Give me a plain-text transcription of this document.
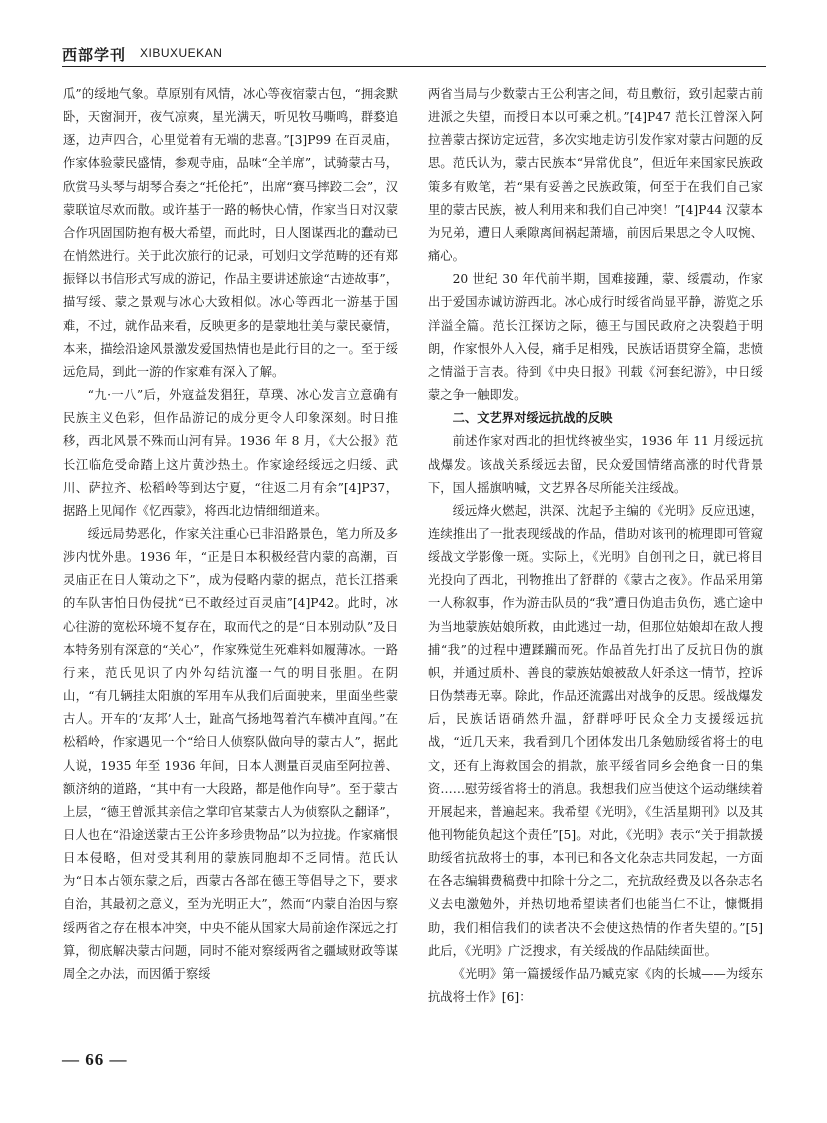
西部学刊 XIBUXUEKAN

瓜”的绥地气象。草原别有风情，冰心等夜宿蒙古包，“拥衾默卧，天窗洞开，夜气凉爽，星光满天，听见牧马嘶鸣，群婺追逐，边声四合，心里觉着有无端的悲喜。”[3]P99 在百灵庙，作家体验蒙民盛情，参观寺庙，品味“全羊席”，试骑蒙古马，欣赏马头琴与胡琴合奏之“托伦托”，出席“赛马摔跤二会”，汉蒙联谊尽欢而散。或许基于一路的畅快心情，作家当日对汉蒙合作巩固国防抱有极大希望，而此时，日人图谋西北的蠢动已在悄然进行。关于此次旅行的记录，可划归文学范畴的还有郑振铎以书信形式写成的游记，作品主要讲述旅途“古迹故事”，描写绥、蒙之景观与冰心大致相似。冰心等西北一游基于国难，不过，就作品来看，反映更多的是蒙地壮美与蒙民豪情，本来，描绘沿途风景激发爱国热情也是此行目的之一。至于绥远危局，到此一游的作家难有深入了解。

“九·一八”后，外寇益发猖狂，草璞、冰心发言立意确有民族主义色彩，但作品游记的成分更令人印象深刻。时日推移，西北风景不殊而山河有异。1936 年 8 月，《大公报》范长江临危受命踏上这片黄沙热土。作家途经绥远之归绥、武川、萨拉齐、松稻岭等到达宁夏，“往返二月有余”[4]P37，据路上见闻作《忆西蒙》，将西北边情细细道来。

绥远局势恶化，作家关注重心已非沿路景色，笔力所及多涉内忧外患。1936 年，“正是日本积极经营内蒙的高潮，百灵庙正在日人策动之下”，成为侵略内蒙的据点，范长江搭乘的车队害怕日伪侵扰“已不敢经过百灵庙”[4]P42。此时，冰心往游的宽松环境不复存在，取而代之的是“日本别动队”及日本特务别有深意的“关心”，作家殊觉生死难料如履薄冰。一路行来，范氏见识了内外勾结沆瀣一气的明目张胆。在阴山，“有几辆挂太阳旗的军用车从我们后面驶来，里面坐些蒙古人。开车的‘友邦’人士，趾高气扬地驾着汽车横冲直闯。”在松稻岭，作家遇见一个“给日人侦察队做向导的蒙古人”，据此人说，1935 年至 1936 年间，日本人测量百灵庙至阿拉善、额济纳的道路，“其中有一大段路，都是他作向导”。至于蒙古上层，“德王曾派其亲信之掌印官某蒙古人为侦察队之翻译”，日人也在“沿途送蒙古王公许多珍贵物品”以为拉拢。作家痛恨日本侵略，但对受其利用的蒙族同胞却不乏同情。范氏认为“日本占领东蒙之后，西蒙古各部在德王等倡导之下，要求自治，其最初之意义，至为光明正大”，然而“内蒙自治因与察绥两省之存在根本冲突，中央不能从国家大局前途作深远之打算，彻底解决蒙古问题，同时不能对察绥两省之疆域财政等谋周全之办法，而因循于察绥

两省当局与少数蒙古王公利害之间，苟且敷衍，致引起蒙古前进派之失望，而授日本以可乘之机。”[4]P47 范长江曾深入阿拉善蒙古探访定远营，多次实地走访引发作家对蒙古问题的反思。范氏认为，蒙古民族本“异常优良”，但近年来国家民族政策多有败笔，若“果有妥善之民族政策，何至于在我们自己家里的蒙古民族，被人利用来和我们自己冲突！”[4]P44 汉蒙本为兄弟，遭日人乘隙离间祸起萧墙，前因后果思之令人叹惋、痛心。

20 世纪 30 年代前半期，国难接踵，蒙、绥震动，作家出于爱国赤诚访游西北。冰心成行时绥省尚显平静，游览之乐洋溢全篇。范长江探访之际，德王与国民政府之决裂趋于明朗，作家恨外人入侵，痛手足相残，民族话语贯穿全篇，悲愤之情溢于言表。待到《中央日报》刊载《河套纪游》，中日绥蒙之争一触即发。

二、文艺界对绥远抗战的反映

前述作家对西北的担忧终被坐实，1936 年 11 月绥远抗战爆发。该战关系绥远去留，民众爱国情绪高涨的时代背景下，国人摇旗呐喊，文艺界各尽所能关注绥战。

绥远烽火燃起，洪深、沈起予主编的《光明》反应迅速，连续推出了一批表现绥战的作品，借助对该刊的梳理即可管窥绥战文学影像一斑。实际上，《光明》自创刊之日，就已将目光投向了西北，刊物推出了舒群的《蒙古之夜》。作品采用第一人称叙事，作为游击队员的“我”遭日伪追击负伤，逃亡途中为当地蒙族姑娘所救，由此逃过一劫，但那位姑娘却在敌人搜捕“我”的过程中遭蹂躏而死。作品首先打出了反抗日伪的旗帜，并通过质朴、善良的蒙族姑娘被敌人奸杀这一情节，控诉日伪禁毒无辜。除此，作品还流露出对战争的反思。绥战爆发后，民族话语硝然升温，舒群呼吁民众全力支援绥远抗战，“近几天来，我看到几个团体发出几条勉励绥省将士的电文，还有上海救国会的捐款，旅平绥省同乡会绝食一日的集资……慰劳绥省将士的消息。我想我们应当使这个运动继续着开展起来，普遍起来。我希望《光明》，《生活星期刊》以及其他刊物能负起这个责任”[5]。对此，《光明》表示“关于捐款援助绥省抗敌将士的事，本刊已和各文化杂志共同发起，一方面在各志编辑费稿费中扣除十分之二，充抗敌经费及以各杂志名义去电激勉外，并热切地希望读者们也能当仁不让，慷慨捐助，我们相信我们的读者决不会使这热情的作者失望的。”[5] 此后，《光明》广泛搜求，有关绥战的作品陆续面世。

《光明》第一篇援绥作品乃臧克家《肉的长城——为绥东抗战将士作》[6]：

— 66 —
* * *
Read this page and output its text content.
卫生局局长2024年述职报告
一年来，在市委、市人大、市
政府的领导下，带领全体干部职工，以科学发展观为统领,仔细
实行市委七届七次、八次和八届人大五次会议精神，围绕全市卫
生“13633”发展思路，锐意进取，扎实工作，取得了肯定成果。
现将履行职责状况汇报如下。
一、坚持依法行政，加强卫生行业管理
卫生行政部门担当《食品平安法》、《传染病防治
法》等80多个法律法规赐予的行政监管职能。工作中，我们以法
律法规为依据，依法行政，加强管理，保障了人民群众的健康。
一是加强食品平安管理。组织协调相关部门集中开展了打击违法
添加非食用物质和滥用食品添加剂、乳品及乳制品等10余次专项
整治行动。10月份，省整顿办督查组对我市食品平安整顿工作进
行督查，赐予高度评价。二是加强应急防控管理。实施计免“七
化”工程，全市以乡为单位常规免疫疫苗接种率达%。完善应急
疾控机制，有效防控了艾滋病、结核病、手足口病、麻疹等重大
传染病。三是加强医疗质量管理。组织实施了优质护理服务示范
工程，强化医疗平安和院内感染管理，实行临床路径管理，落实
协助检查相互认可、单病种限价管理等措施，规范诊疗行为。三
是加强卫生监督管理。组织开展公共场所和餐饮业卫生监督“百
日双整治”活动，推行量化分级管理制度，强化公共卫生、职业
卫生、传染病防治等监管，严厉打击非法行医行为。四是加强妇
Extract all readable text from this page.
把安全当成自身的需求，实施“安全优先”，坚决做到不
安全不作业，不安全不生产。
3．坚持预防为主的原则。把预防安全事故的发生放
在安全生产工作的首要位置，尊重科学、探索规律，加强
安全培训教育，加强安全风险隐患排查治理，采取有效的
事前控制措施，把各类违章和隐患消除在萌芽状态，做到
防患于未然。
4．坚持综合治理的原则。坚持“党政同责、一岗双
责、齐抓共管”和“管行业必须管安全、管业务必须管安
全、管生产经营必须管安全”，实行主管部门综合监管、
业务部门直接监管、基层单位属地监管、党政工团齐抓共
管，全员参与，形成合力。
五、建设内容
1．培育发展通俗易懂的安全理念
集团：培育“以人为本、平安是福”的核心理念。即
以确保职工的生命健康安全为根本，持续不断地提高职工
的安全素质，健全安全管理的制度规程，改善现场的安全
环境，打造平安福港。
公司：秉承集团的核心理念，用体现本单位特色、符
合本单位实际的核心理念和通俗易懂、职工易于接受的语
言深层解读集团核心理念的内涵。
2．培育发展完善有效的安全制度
==
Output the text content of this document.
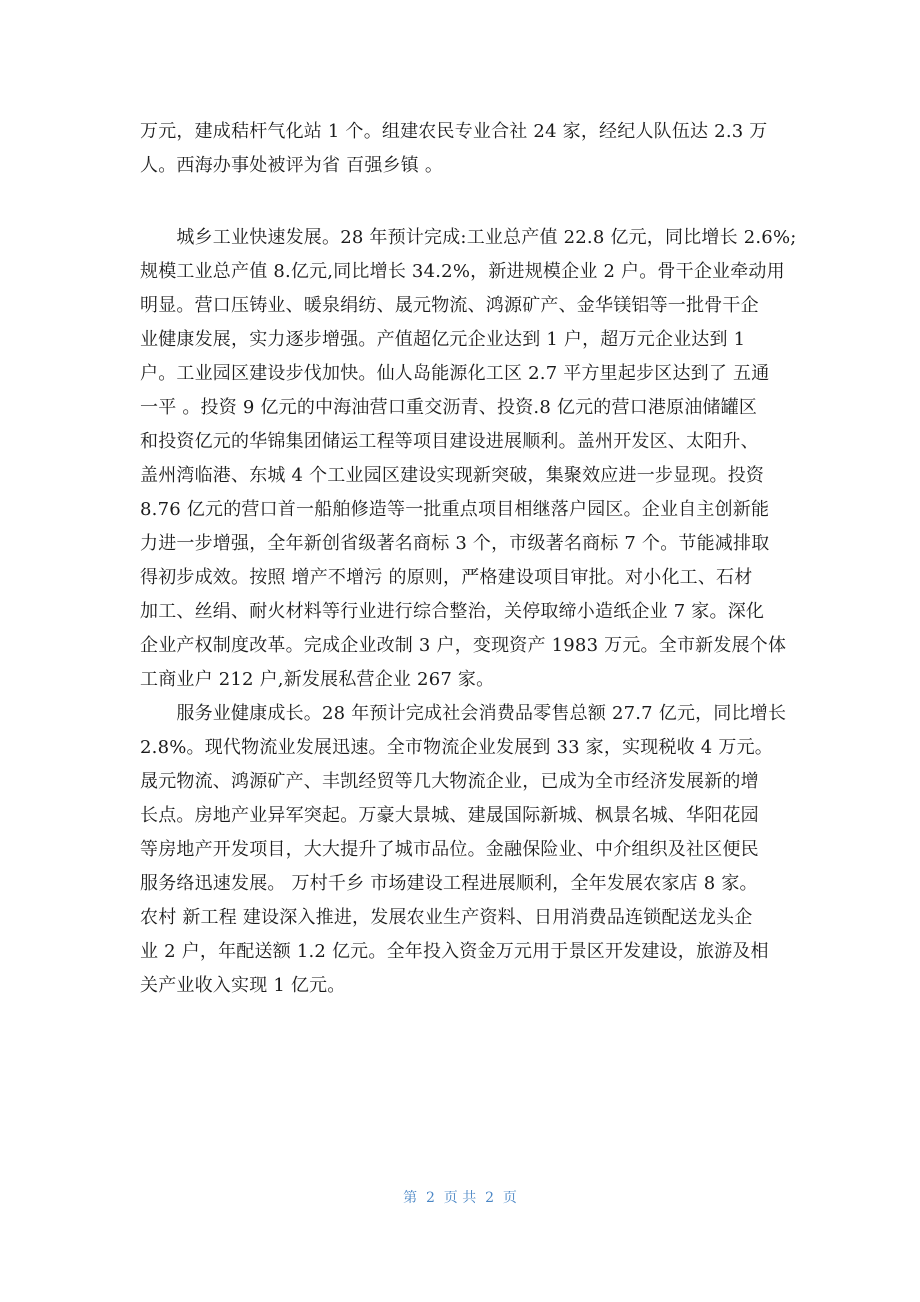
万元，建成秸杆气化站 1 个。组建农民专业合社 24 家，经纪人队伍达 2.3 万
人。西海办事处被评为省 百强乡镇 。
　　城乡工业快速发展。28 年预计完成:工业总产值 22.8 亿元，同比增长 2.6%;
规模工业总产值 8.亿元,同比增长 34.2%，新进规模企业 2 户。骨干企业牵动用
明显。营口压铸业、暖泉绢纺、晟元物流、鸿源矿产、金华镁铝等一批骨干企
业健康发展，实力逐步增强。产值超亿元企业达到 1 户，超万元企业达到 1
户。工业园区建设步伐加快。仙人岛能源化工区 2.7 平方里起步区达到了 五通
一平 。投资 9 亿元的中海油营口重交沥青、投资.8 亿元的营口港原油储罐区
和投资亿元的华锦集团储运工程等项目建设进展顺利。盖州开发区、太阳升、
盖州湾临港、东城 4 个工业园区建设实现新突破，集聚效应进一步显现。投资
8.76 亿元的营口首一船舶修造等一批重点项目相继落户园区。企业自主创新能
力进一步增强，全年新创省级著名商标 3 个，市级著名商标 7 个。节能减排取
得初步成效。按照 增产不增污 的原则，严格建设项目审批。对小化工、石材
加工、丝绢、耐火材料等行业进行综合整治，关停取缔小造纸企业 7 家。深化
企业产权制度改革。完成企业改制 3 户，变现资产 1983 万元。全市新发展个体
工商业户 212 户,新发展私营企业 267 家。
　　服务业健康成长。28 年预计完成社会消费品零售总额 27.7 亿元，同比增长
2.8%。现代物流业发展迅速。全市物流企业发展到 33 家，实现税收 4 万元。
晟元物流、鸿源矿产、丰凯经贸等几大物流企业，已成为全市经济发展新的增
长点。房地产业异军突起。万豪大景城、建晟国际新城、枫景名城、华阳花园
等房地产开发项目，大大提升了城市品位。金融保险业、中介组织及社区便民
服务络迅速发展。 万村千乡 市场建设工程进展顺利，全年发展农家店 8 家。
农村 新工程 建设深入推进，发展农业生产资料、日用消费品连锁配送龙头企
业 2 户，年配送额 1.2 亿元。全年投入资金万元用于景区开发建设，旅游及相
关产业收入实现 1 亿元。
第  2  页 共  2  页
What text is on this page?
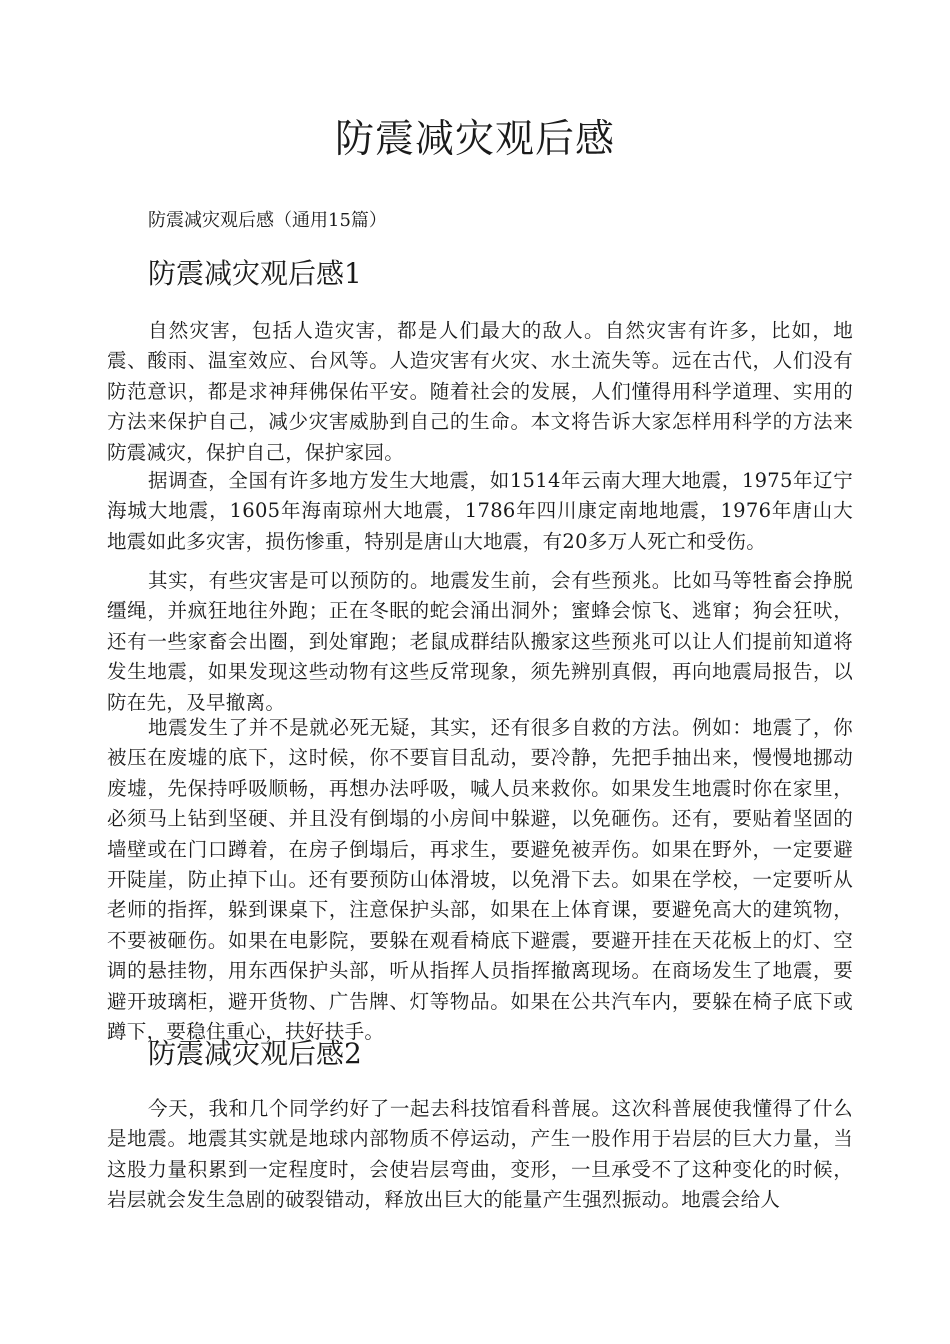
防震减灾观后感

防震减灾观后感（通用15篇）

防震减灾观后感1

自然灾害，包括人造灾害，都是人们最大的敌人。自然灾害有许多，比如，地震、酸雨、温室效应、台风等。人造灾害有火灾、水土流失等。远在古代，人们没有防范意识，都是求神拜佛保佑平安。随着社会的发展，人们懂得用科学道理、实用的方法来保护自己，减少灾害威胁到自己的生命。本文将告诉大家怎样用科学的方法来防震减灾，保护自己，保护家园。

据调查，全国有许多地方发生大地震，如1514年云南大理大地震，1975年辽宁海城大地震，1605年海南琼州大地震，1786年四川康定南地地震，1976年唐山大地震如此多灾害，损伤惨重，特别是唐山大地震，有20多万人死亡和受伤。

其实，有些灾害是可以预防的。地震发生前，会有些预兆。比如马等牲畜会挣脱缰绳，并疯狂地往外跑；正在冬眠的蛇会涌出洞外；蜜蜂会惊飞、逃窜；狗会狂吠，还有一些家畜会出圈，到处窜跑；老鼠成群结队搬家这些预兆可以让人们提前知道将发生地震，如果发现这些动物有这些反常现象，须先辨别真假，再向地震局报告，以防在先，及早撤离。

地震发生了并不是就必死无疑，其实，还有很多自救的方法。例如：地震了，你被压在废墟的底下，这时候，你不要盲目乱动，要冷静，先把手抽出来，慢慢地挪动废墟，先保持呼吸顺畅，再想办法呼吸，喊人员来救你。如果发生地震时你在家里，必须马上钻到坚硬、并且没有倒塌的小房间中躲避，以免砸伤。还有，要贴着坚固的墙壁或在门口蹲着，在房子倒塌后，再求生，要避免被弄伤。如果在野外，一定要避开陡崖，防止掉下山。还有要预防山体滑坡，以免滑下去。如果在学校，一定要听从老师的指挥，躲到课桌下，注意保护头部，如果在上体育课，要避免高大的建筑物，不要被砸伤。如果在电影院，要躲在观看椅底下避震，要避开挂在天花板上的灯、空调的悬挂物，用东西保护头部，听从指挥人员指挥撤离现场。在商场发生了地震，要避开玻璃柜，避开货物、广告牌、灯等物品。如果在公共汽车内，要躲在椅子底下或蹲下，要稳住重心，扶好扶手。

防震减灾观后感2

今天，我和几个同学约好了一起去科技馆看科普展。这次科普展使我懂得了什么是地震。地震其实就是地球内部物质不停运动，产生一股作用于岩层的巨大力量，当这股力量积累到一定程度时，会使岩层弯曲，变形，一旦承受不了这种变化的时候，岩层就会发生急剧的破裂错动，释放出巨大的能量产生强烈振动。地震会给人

SET PROBLEM | Find the lines above holding the word "晟元物流" and show them.

RESULT FOR THIS EXERCISE |
明显。营口压铸业、暖泉绢纺、晟元物流、鸿源矿产、金华镁铝等一批骨干企
晟元物流、鸿源矿产、丰凯经贸等几大物流企业，已成为全市经济发展新的增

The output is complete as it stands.